# Problem to solve
The entries below should be given again exactly, minus their pictures.

---------- Provided records

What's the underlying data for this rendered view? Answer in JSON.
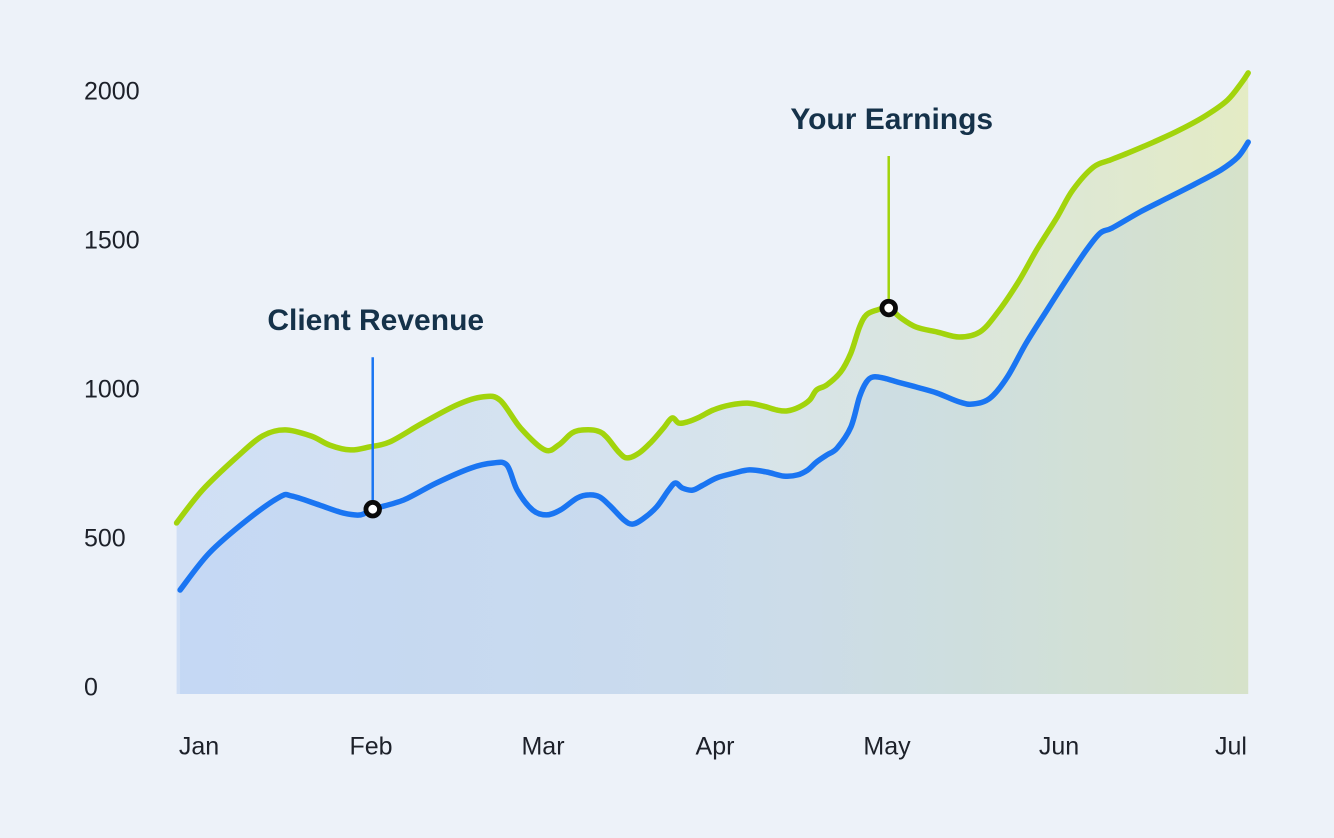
{
  "page": {
    "background": "#edf2f9",
    "description": "Area/line chart comparing client revenue and freelancer earnings, Jan through Jul"
  },
  "chart_data": {
    "type": "area",
    "title": "",
    "xlabel": "",
    "ylabel": "",
    "x_categories": [
      "Jan",
      "Feb",
      "Mar",
      "Apr",
      "May",
      "Jun",
      "Jul"
    ],
    "y_tick_labels": [
      "2000",
      "1500",
      "1000",
      "500",
      "0"
    ],
    "y_tick_values": [
      2000,
      1500,
      1000,
      500,
      0
    ],
    "ylim": [
      0,
      2100
    ],
    "grid": false,
    "legend_position": "none-inline-callouts",
    "colors": {
      "earnings_line": "#a2d40c",
      "revenue_line": "#1a75f2",
      "area_gradient_left": "#a7c5f0",
      "area_gradient_right": "#dfe8a8",
      "marker_ring": "#0a0a0a",
      "marker_fill": "#ffffff",
      "tick_text": "#1d212a",
      "annotation_text": "#15324a"
    },
    "series": [
      {
        "name": "Your Earnings",
        "color": "#a2d40c",
        "points": [
          [
            -0.13,
            554
          ],
          [
            0.02,
            664
          ],
          [
            0.22,
            775
          ],
          [
            0.37,
            846
          ],
          [
            0.5,
            866
          ],
          [
            0.65,
            846
          ],
          [
            0.76,
            815
          ],
          [
            0.88,
            799
          ],
          [
            0.99,
            809
          ],
          [
            1.11,
            826
          ],
          [
            1.3,
            889
          ],
          [
            1.5,
            950
          ],
          [
            1.65,
            977
          ],
          [
            1.75,
            966
          ],
          [
            1.87,
            872
          ],
          [
            2.01,
            799
          ],
          [
            2.09,
            815
          ],
          [
            2.17,
            856
          ],
          [
            2.24,
            866
          ],
          [
            2.32,
            862
          ],
          [
            2.37,
            842
          ],
          [
            2.44,
            792
          ],
          [
            2.49,
            772
          ],
          [
            2.56,
            789
          ],
          [
            2.63,
            826
          ],
          [
            2.7,
            872
          ],
          [
            2.75,
            906
          ],
          [
            2.79,
            889
          ],
          [
            2.84,
            893
          ],
          [
            2.91,
            909
          ],
          [
            2.99,
            933
          ],
          [
            3.09,
            950
          ],
          [
            3.19,
            956
          ],
          [
            3.28,
            946
          ],
          [
            3.36,
            933
          ],
          [
            3.42,
            930
          ],
          [
            3.49,
            943
          ],
          [
            3.55,
            966
          ],
          [
            3.59,
            1000
          ],
          [
            3.65,
            1017
          ],
          [
            3.73,
            1060
          ],
          [
            3.79,
            1124
          ],
          [
            3.84,
            1211
          ],
          [
            3.88,
            1252
          ],
          [
            3.94,
            1268
          ],
          [
            4.01,
            1275
          ],
          [
            4.08,
            1242
          ],
          [
            4.17,
            1211
          ],
          [
            4.29,
            1195
          ],
          [
            4.42,
            1178
          ],
          [
            4.54,
            1195
          ],
          [
            4.64,
            1258
          ],
          [
            4.76,
            1359
          ],
          [
            4.87,
            1470
          ],
          [
            4.99,
            1581
          ],
          [
            5.08,
            1671
          ],
          [
            5.2,
            1748
          ],
          [
            5.3,
            1772
          ],
          [
            5.4,
            1795
          ],
          [
            5.55,
            1832
          ],
          [
            5.7,
            1872
          ],
          [
            5.86,
            1923
          ],
          [
            5.98,
            1973
          ],
          [
            6.06,
            2030
          ],
          [
            6.1,
            2064
          ]
        ]
      },
      {
        "name": "Client Revenue",
        "color": "#1a75f2",
        "points": [
          [
            -0.11,
            329
          ],
          [
            0.06,
            453
          ],
          [
            0.28,
            564
          ],
          [
            0.47,
            641
          ],
          [
            0.54,
            644
          ],
          [
            0.7,
            614
          ],
          [
            0.84,
            587
          ],
          [
            0.94,
            581
          ],
          [
            1.01,
            600
          ],
          [
            1.19,
            631
          ],
          [
            1.38,
            688
          ],
          [
            1.58,
            738
          ],
          [
            1.71,
            755
          ],
          [
            1.79,
            748
          ],
          [
            1.85,
            664
          ],
          [
            1.94,
            597
          ],
          [
            2.02,
            581
          ],
          [
            2.1,
            597
          ],
          [
            2.2,
            638
          ],
          [
            2.27,
            648
          ],
          [
            2.33,
            641
          ],
          [
            2.39,
            611
          ],
          [
            2.47,
            564
          ],
          [
            2.52,
            550
          ],
          [
            2.58,
            567
          ],
          [
            2.66,
            607
          ],
          [
            2.73,
            664
          ],
          [
            2.77,
            688
          ],
          [
            2.81,
            671
          ],
          [
            2.87,
            664
          ],
          [
            2.93,
            681
          ],
          [
            3.01,
            705
          ],
          [
            3.11,
            721
          ],
          [
            3.2,
            732
          ],
          [
            3.3,
            725
          ],
          [
            3.4,
            711
          ],
          [
            3.48,
            715
          ],
          [
            3.54,
            732
          ],
          [
            3.59,
            758
          ],
          [
            3.65,
            782
          ],
          [
            3.71,
            805
          ],
          [
            3.79,
            876
          ],
          [
            3.84,
            977
          ],
          [
            3.88,
            1027
          ],
          [
            3.92,
            1044
          ],
          [
            3.98,
            1040
          ],
          [
            4.06,
            1027
          ],
          [
            4.17,
            1010
          ],
          [
            4.29,
            990
          ],
          [
            4.42,
            960
          ],
          [
            4.5,
            953
          ],
          [
            4.6,
            973
          ],
          [
            4.7,
            1044
          ],
          [
            4.81,
            1158
          ],
          [
            4.93,
            1268
          ],
          [
            5.05,
            1376
          ],
          [
            5.16,
            1470
          ],
          [
            5.24,
            1527
          ],
          [
            5.31,
            1544
          ],
          [
            5.47,
            1597
          ],
          [
            5.63,
            1644
          ],
          [
            5.78,
            1688
          ],
          [
            5.94,
            1738
          ],
          [
            6.04,
            1782
          ],
          [
            6.1,
            1832
          ]
        ]
      }
    ],
    "annotations": [
      {
        "label": "Client Revenue",
        "series": "Client Revenue",
        "month": "Feb",
        "month_index": 1.01,
        "value": 600,
        "color": "#1a75f2"
      },
      {
        "label": "Your Earnings",
        "series": "Your Earnings",
        "month": "May",
        "month_index": 4.01,
        "value": 1275,
        "color": "#a2d40c"
      }
    ]
  }
}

--------------------

# Solution to the exercise
What's the underlying data for this rendered view? Answer in JSON.
{
  "page": {
    "background": "#edf2f9",
    "description": "Area/line chart comparing client revenue and freelancer earnings, Jan through Jul"
  },
  "chart_data": {
    "type": "area",
    "title": "",
    "xlabel": "",
    "ylabel": "",
    "x_categories": [
      "Jan",
      "Feb",
      "Mar",
      "Apr",
      "May",
      "Jun",
      "Jul"
    ],
    "y_tick_labels": [
      "2000",
      "1500",
      "1000",
      "500",
      "0"
    ],
    "y_tick_values": [
      2000,
      1500,
      1000,
      500,
      0
    ],
    "ylim": [
      0,
      2100
    ],
    "grid": false,
    "legend_position": "none-inline-callouts",
    "colors": {
      "earnings_line": "#a2d40c",
      "revenue_line": "#1a75f2",
      "area_gradient_left": "#a7c5f0",
      "area_gradient_right": "#dfe8a8",
      "marker_ring": "#0a0a0a",
      "marker_fill": "#ffffff",
      "tick_text": "#1d212a",
      "annotation_text": "#15324a"
    },
    "series": [
      {
        "name": "Your Earnings",
        "color": "#a2d40c",
        "points": [
          [
            -0.13,
            554
          ],
          [
            0.02,
            664
          ],
          [
            0.22,
            775
          ],
          [
            0.37,
            846
          ],
          [
            0.5,
            866
          ],
          [
            0.65,
            846
          ],
          [
            0.76,
            815
          ],
          [
            0.88,
            799
          ],
          [
            0.99,
            809
          ],
          [
            1.11,
            826
          ],
          [
            1.3,
            889
          ],
          [
            1.5,
            950
          ],
          [
            1.65,
            977
          ],
          [
            1.75,
            966
          ],
          [
            1.87,
            872
          ],
          [
            2.01,
            799
          ],
          [
            2.09,
            815
          ],
          [
            2.17,
            856
          ],
          [
            2.24,
            866
          ],
          [
            2.32,
            862
          ],
          [
            2.37,
            842
          ],
          [
            2.44,
            792
          ],
          [
            2.49,
            772
          ],
          [
            2.56,
            789
          ],
          [
            2.63,
            826
          ],
          [
            2.7,
            872
          ],
          [
            2.75,
            906
          ],
          [
            2.79,
            889
          ],
          [
            2.84,
            893
          ],
          [
            2.91,
            909
          ],
          [
            2.99,
            933
          ],
          [
            3.09,
            950
          ],
          [
            3.19,
            956
          ],
          [
            3.28,
            946
          ],
          [
            3.36,
            933
          ],
          [
            3.42,
            930
          ],
          [
            3.49,
            943
          ],
          [
            3.55,
            966
          ],
          [
            3.59,
            1000
          ],
          [
            3.65,
            1017
          ],
          [
            3.73,
            1060
          ],
          [
            3.79,
            1124
          ],
          [
            3.84,
            1211
          ],
          [
            3.88,
            1252
          ],
          [
            3.94,
            1268
          ],
          [
            4.01,
            1275
          ],
          [
            4.08,
            1242
          ],
          [
            4.17,
            1211
          ],
          [
            4.29,
            1195
          ],
          [
            4.42,
            1178
          ],
          [
            4.54,
            1195
          ],
          [
            4.64,
            1258
          ],
          [
            4.76,
            1359
          ],
          [
            4.87,
            1470
          ],
          [
            4.99,
            1581
          ],
          [
            5.08,
            1671
          ],
          [
            5.2,
            1748
          ],
          [
            5.3,
            1772
          ],
          [
            5.4,
            1795
          ],
          [
            5.55,
            1832
          ],
          [
            5.7,
            1872
          ],
          [
            5.86,
            1923
          ],
          [
            5.98,
            1973
          ],
          [
            6.06,
            2030
          ],
          [
            6.1,
            2064
          ]
        ]
      },
      {
        "name": "Client Revenue",
        "color": "#1a75f2",
        "points": [
          [
            -0.11,
            329
          ],
          [
            0.06,
            453
          ],
          [
            0.28,
            564
          ],
          [
            0.47,
            641
          ],
          [
            0.54,
            644
          ],
          [
            0.7,
            614
          ],
          [
            0.84,
            587
          ],
          [
            0.94,
            581
          ],
          [
            1.01,
            600
          ],
          [
            1.19,
            631
          ],
          [
            1.38,
            688
          ],
          [
            1.58,
            738
          ],
          [
            1.71,
            755
          ],
          [
            1.79,
            748
          ],
          [
            1.85,
            664
          ],
          [
            1.94,
            597
          ],
          [
            2.02,
            581
          ],
          [
            2.1,
            597
          ],
          [
            2.2,
            638
          ],
          [
            2.27,
            648
          ],
          [
            2.33,
            641
          ],
          [
            2.39,
            611
          ],
          [
            2.47,
            564
          ],
          [
            2.52,
            550
          ],
          [
            2.58,
            567
          ],
          [
            2.66,
            607
          ],
          [
            2.73,
            664
          ],
          [
            2.77,
            688
          ],
          [
            2.81,
            671
          ],
          [
            2.87,
            664
          ],
          [
            2.93,
            681
          ],
          [
            3.01,
            705
          ],
          [
            3.11,
            721
          ],
          [
            3.2,
            732
          ],
          [
            3.3,
            725
          ],
          [
            3.4,
            711
          ],
          [
            3.48,
            715
          ],
          [
            3.54,
            732
          ],
          [
            3.59,
            758
          ],
          [
            3.65,
            782
          ],
          [
            3.71,
            805
          ],
          [
            3.79,
            876
          ],
          [
            3.84,
            977
          ],
          [
            3.88,
            1027
          ],
          [
            3.92,
            1044
          ],
          [
            3.98,
            1040
          ],
          [
            4.06,
            1027
          ],
          [
            4.17,
            1010
          ],
          [
            4.29,
            990
          ],
          [
            4.42,
            960
          ],
          [
            4.5,
            953
          ],
          [
            4.6,
            973
          ],
          [
            4.7,
            1044
          ],
          [
            4.81,
            1158
          ],
          [
            4.93,
            1268
          ],
          [
            5.05,
            1376
          ],
          [
            5.16,
            1470
          ],
          [
            5.24,
            1527
          ],
          [
            5.31,
            1544
          ],
          [
            5.47,
            1597
          ],
          [
            5.63,
            1644
          ],
          [
            5.78,
            1688
          ],
          [
            5.94,
            1738
          ],
          [
            6.04,
            1782
          ],
          [
            6.1,
            1832
          ]
        ]
      }
    ],
    "annotations": [
      {
        "label": "Client Revenue",
        "series": "Client Revenue",
        "month": "Feb",
        "month_index": 1.01,
        "value": 600,
        "color": "#1a75f2"
      },
      {
        "label": "Your Earnings",
        "series": "Your Earnings",
        "month": "May",
        "month_index": 4.01,
        "value": 1275,
        "color": "#a2d40c"
      }
    ]
  }
}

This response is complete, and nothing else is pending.